▶ RECORDS FOR THE TASK
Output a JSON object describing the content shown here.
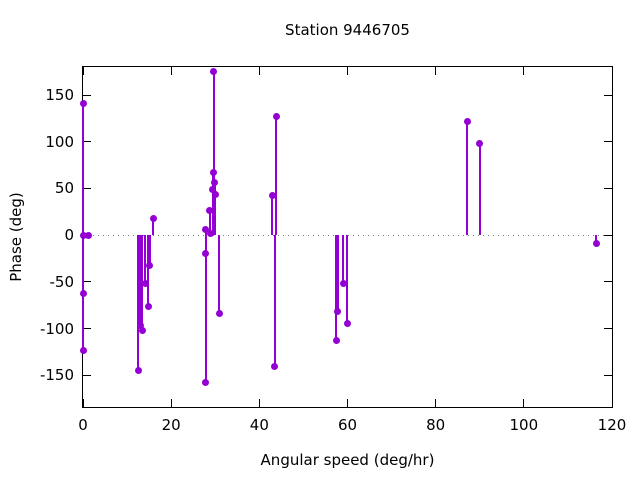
{
  "title": "Station 9446705",
  "chart_data": {
    "type": "stem",
    "title": "Station 9446705",
    "xlabel": "Angular speed (deg/hr)",
    "ylabel": "Phase (deg)",
    "xlim": [
      0,
      120
    ],
    "ylim": [
      -184,
      180
    ],
    "xticks": [
      0,
      20,
      40,
      60,
      80,
      100,
      120
    ],
    "yticks": [
      -150,
      -100,
      -50,
      0,
      50,
      100,
      150
    ],
    "grid": false,
    "zero_line_dotted": true,
    "legend": "none",
    "series_color": "#9400d3",
    "marker": "filled-circle",
    "points": [
      [
        0.1,
        141
      ],
      [
        0.2,
        0
      ],
      [
        1.3,
        0
      ],
      [
        0.1,
        -62
      ],
      [
        0.1,
        -124
      ],
      [
        12.5,
        -145
      ],
      [
        13.0,
        -97
      ],
      [
        13.4,
        -102
      ],
      [
        14.1,
        -52
      ],
      [
        14.8,
        -76
      ],
      [
        15.1,
        -32
      ],
      [
        15.9,
        18
      ],
      [
        27.8,
        -20
      ],
      [
        27.9,
        6
      ],
      [
        28.9,
        2
      ],
      [
        28.7,
        26
      ],
      [
        29.4,
        49
      ],
      [
        29.6,
        67
      ],
      [
        29.9,
        56
      ],
      [
        30.0,
        44
      ],
      [
        29.7,
        175
      ],
      [
        30.9,
        -84
      ],
      [
        27.9,
        -158
      ],
      [
        42.9,
        42
      ],
      [
        43.5,
        -141
      ],
      [
        43.8,
        127
      ],
      [
        57.4,
        -113
      ],
      [
        57.8,
        -82
      ],
      [
        59.0,
        -52
      ],
      [
        59.9,
        -95
      ],
      [
        87.2,
        122
      ],
      [
        90.0,
        98
      ],
      [
        116.4,
        -9
      ]
    ]
  }
}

▶ JOB
Every line that holds the word "title" counts once; state the total number of such lines and nothing else.

▶ TASK RESPONSE
2